DIRECTIONS FOR THIS TASK: Show all lines of the listing that hold the word "style".
--- Start RECORDED DATA ---
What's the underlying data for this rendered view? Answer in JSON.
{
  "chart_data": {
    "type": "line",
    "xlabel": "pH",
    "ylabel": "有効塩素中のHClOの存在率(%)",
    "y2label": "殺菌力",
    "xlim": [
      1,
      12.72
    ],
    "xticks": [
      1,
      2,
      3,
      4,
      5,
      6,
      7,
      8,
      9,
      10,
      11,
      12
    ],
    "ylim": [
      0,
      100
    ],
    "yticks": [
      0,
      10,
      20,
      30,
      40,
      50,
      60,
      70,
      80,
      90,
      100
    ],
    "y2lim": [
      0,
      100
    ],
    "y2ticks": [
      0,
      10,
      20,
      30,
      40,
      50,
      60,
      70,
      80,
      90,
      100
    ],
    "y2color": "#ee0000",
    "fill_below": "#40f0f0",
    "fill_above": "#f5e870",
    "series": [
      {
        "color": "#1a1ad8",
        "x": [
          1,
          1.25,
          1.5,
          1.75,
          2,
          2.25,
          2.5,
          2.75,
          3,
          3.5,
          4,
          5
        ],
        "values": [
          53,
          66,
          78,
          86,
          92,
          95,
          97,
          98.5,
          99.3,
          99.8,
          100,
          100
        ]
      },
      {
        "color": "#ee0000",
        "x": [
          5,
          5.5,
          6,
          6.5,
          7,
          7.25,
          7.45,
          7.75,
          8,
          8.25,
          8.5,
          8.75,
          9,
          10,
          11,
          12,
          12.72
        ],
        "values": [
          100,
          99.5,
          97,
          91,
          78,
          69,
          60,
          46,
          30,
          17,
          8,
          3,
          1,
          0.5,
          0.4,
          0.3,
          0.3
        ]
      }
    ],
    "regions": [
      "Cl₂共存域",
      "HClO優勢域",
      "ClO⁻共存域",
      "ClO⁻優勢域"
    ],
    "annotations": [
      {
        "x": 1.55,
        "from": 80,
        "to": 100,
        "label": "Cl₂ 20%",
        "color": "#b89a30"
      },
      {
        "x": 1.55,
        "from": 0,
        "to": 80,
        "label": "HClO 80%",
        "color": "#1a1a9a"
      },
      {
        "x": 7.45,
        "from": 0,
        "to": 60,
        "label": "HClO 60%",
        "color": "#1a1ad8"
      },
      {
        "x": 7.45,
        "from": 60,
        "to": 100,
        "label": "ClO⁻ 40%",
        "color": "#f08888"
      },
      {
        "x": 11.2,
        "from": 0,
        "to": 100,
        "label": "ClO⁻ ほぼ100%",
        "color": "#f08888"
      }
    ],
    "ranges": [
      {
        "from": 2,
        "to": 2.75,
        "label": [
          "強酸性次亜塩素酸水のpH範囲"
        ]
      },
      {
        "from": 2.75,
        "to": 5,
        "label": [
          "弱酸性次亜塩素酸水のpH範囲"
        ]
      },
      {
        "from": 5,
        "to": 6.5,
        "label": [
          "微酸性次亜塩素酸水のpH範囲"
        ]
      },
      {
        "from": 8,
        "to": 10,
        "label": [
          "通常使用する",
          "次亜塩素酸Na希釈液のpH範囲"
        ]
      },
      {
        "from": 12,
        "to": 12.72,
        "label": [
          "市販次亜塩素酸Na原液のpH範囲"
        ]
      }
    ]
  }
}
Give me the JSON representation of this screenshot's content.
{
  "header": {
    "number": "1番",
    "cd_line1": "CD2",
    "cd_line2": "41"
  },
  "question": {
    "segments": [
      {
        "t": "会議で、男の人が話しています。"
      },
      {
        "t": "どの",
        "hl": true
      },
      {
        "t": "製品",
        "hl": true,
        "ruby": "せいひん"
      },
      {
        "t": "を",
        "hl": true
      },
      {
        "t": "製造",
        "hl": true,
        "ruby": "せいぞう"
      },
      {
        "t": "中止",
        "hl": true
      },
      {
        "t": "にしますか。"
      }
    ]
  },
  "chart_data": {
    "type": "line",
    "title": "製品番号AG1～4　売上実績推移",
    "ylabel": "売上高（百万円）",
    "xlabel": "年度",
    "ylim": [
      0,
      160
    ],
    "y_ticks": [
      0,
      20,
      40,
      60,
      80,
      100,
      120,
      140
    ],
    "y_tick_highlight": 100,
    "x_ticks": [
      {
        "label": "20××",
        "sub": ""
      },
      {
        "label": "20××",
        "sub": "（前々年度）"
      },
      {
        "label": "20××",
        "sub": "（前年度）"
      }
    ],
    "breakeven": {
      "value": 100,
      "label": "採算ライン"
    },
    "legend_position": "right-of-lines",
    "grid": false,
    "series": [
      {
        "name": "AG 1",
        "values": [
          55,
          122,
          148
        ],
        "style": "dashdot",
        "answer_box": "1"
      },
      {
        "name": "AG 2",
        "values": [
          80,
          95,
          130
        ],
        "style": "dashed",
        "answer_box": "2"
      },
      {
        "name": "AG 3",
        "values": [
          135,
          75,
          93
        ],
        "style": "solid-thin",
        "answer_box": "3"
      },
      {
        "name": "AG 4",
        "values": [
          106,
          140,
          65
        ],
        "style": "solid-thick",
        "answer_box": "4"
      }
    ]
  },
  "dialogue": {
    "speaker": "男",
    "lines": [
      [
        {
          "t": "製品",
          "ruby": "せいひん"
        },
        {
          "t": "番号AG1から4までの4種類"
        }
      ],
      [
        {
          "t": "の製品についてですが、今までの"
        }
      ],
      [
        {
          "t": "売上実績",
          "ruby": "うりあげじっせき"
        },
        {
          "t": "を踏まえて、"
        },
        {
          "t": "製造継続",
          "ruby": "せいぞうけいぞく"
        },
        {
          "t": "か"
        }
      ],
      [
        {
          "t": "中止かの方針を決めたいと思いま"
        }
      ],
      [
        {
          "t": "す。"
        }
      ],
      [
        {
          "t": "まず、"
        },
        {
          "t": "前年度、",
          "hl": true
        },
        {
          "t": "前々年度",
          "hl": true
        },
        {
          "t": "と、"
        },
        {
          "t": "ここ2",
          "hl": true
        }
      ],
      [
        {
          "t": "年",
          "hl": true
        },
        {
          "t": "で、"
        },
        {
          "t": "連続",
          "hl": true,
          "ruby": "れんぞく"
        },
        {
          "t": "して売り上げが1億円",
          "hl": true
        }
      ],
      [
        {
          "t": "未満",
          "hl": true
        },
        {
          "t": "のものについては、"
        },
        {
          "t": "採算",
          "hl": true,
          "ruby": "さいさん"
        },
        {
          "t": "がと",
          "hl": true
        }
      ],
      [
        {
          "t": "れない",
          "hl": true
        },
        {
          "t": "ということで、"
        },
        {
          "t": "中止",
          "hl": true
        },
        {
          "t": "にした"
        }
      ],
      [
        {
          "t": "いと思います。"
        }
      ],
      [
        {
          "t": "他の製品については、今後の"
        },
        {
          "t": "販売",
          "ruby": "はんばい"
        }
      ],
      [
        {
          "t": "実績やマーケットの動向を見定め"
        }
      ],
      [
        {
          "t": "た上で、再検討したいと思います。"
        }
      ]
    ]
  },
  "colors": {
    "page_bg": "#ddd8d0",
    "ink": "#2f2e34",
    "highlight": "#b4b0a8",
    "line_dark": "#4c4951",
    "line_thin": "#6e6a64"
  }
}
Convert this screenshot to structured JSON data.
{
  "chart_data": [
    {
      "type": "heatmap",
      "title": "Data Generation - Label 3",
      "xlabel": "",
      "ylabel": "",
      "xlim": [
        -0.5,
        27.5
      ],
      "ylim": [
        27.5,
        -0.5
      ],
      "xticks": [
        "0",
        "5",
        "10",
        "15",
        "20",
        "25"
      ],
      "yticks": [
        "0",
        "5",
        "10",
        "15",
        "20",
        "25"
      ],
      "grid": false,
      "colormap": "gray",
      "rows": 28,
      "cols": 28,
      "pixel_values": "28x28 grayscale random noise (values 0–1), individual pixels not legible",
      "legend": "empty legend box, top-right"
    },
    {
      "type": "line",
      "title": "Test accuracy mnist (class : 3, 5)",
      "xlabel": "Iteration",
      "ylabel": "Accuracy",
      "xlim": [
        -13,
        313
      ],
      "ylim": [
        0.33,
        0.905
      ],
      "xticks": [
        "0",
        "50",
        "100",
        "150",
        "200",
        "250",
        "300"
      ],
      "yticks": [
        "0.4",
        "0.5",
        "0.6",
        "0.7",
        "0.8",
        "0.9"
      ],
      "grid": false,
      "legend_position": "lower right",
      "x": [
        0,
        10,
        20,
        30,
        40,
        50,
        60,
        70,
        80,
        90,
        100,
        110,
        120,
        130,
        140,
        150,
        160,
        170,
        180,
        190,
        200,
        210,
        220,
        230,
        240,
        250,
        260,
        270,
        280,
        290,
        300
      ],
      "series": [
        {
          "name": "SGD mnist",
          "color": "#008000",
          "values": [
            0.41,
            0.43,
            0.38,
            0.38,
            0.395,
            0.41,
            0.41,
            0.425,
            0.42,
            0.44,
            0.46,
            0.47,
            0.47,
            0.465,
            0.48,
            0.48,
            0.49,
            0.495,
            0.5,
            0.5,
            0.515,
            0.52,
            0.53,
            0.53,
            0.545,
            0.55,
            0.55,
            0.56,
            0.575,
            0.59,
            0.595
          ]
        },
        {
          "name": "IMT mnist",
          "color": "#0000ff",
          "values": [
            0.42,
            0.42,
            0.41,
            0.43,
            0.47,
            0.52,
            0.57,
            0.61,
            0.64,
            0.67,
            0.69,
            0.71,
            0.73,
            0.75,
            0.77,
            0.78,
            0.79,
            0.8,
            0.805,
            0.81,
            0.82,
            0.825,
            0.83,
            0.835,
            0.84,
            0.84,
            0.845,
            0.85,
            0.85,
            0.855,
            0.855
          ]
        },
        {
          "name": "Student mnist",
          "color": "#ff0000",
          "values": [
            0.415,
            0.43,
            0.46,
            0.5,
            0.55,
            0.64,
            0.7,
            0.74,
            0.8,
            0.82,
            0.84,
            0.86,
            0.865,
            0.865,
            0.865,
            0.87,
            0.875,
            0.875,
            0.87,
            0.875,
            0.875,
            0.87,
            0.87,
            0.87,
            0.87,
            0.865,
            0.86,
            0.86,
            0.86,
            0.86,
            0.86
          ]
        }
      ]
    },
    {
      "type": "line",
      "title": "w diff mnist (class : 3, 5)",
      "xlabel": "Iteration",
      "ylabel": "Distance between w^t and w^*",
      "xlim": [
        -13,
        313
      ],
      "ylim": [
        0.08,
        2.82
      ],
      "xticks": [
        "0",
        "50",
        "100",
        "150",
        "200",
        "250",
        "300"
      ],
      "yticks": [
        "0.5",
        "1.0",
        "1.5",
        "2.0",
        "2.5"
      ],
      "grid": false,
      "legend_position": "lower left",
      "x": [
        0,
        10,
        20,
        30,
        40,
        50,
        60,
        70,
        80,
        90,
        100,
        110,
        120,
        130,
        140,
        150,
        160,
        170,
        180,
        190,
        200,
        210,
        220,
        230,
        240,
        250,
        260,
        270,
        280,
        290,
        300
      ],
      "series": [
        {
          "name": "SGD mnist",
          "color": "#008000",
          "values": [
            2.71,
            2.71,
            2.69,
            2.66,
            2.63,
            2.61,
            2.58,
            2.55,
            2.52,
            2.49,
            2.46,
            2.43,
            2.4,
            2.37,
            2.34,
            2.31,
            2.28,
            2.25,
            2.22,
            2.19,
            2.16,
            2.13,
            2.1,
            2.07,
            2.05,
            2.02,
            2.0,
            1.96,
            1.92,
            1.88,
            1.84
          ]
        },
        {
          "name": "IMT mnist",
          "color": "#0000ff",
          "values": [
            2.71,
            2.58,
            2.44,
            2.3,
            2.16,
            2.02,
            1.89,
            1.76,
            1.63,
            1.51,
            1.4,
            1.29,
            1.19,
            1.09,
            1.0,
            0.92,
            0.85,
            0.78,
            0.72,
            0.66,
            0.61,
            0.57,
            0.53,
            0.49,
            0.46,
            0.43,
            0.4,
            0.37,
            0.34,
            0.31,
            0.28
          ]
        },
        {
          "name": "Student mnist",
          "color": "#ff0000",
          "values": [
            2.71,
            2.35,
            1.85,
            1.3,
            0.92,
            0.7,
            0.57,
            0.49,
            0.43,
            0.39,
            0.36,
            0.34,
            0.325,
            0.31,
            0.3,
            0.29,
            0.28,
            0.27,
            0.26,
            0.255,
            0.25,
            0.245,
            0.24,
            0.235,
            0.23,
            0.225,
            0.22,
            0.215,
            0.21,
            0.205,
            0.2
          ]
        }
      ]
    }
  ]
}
--- End RECORDED DATA ---
SOLUTION FOR THIS TASK:
        "style": "dashdot",
        "style": "dashed",
        "style": "solid-thin",
        "style": "solid-thick",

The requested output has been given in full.